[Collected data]
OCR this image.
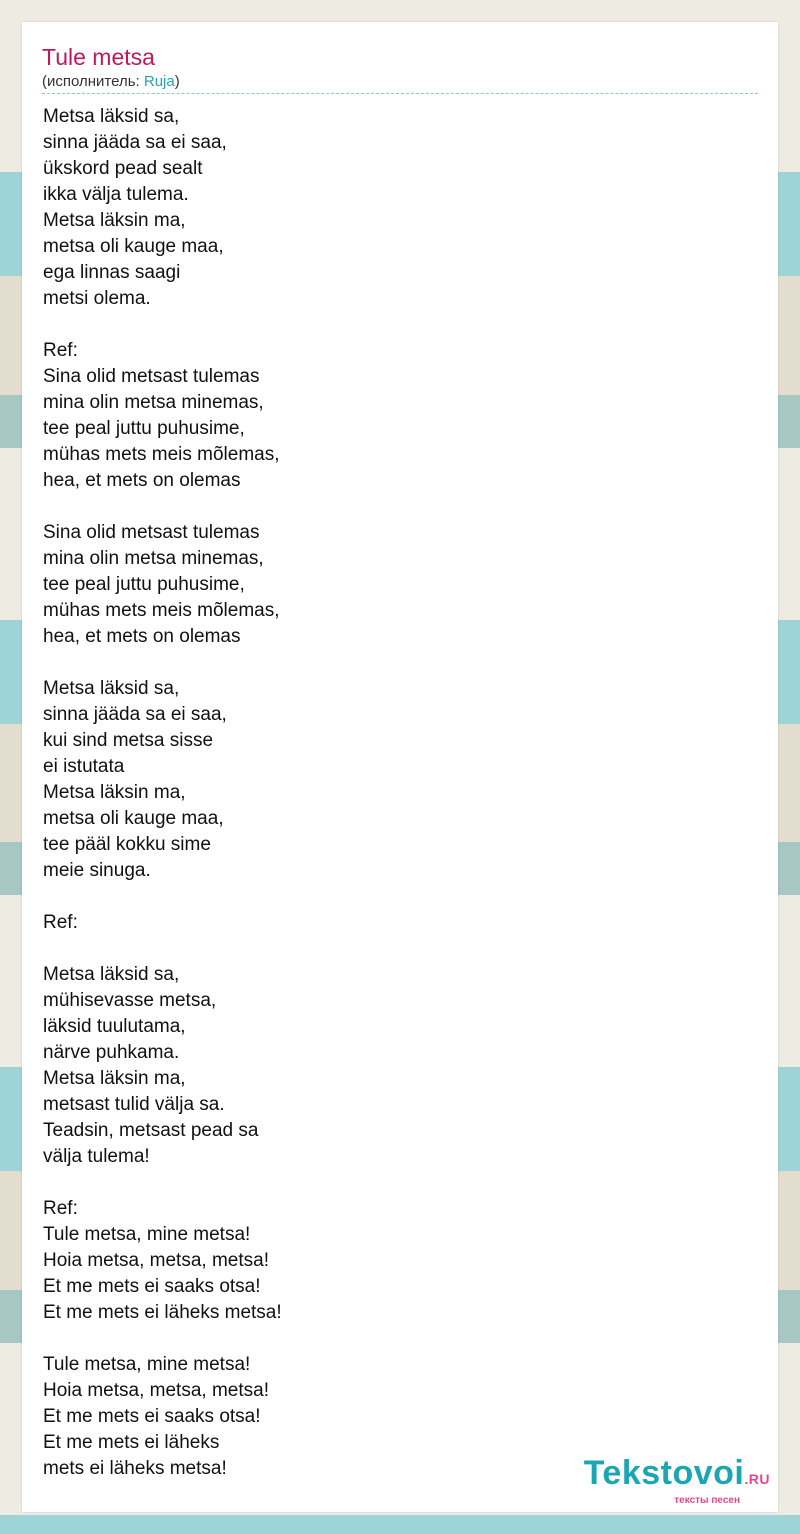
Tule metsa
(исполнитель: Ruja)
Metsa läksid sa,
sinna jääda sa ei saa,
ükskord pead sealt
ikka välja tulema.
Metsa läksin ma,
metsa oli kauge maa,
ega linnas saagi
metsi olema.
Ref:
Sina olid metsast tulemas
mina olin metsa minemas,
tee peal juttu puhusime,
mühas mets meis mõlemas,
hea, et mets on olemas
Sina olid metsast tulemas
mina olin metsa minemas,
tee peal juttu puhusime,
mühas mets meis mõlemas,
hea, et mets on olemas
Metsa läksid sa,
sinna jääda sa ei saa,
kui sind metsa sisse
ei istutata
Metsa läksin ma,
metsa oli kauge maa,
tee pääl kokku sime
meie sinuga.
Ref:
Metsa läksid sa,
mühisevasse metsa,
läksid tuulutama,
närve puhkama.
Metsa läksin ma,
metsast tulid välja sa.
Teadsin, metsast pead sa
välja tulema!
Ref:
Tule metsa, mine metsa!
Hoia metsa, metsa, metsa!
Et me mets ei saaks otsa!
Et me mets ei läheks metsa!
Tule metsa, mine metsa!
Hoia metsa, metsa, metsa!
Et me mets ei saaks otsa!
Et me mets ei läheks
mets ei läheks metsa!	Tekstovoi.RU
тексты песен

WHAT IS EXPECTED
Copy the material shown above in full and exactly. Skip the pictures.

RESPONSE TO THIS EXERCISE
OCR this image.
Tule metsa
(исполнитель: Ruja)
Metsa läksid sa,
sinna jääda sa ei saa,
ükskord pead sealt
ikka välja tulema.
Metsa läksin ma,
metsa oli kauge maa,
ega linnas saagi
metsi olema.
Ref:
Sina olid metsast tulemas
mina olin metsa minemas,
tee peal juttu puhusime,
mühas mets meis mõlemas,
hea, et mets on olemas
Sina olid metsast tulemas
mina olin metsa minemas,
tee peal juttu puhusime,
mühas mets meis mõlemas,
hea, et mets on olemas
Metsa läksid sa,
sinna jääda sa ei saa,
kui sind metsa sisse
ei istutata
Metsa läksin ma,
metsa oli kauge maa,
tee pääl kokku sime
meie sinuga.
Ref:
Metsa läksid sa,
mühisevasse metsa,
läksid tuulutama,
närve puhkama.
Metsa läksin ma,
metsast tulid välja sa.
Teadsin, metsast pead sa
välja tulema!
Ref:
Tule metsa, mine metsa!
Hoia metsa, metsa, metsa!
Et me mets ei saaks otsa!
Et me mets ei läheks metsa!
Tule metsa, mine metsa!
Hoia metsa, metsa, metsa!
Et me mets ei saaks otsa!
Et me mets ei läheks
mets ei läheks metsa!	Tekstovoi.RU
тексты песен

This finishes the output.